→ GIVEN PROBLEM
Determine the number of lines holding the word "Level"; answer with that number only.

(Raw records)

--- START ---

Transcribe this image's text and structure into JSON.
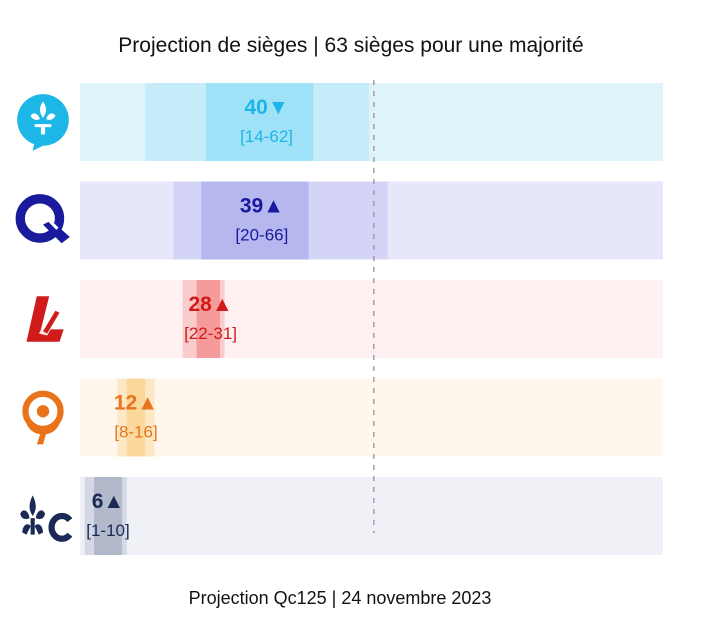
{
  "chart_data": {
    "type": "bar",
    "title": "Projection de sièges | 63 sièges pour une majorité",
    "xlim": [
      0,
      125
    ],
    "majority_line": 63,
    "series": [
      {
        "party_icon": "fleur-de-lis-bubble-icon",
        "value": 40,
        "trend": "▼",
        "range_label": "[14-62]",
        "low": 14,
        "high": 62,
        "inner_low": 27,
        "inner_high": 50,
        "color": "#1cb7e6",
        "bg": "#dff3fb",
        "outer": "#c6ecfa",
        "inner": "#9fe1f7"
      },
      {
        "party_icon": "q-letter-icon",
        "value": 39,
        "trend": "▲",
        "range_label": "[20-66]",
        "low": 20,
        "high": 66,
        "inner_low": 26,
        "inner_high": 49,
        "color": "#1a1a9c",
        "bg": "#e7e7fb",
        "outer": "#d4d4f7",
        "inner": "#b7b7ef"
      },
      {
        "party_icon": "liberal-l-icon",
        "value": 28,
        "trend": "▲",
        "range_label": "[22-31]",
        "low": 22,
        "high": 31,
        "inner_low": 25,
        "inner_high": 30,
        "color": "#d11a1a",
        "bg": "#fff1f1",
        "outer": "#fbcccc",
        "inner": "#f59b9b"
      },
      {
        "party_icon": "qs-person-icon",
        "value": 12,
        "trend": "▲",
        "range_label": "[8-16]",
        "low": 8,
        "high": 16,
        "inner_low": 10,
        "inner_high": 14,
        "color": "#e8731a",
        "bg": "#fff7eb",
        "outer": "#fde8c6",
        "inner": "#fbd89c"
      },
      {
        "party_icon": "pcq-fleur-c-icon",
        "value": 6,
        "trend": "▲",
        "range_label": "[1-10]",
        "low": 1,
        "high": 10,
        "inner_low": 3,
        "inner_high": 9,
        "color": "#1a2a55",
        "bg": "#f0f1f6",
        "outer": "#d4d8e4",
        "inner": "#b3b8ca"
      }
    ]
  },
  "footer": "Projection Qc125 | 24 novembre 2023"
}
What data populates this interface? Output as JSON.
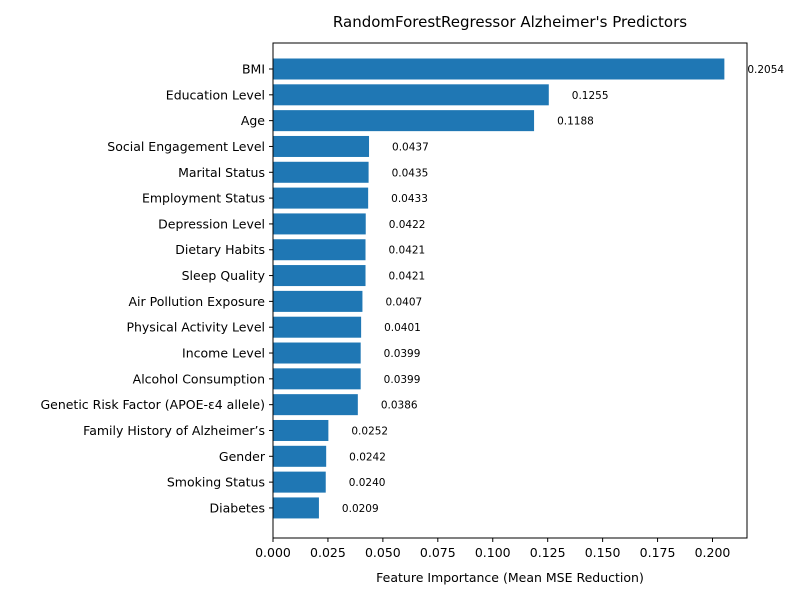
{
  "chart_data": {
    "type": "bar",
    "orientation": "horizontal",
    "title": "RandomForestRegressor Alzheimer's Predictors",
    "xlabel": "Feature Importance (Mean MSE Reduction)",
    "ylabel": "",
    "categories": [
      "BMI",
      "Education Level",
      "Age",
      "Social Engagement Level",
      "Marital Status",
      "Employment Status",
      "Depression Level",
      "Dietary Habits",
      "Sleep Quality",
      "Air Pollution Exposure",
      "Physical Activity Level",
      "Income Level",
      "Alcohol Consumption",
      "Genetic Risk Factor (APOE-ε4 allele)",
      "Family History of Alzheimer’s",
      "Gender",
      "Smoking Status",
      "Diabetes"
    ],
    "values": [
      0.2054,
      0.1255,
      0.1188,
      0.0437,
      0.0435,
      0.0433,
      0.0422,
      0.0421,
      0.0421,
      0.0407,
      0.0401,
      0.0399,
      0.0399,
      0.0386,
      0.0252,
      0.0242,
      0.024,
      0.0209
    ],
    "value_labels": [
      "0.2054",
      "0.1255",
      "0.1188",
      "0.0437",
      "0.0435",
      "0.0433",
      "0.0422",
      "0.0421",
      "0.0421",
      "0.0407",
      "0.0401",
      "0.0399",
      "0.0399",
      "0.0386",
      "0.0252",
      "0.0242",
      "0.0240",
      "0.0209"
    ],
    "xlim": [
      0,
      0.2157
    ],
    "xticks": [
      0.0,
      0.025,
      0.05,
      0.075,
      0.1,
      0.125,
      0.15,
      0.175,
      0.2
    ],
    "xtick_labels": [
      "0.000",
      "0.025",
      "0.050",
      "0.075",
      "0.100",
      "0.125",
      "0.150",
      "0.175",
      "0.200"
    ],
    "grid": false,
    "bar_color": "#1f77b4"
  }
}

--- END ---

→ IN RESPONSE
5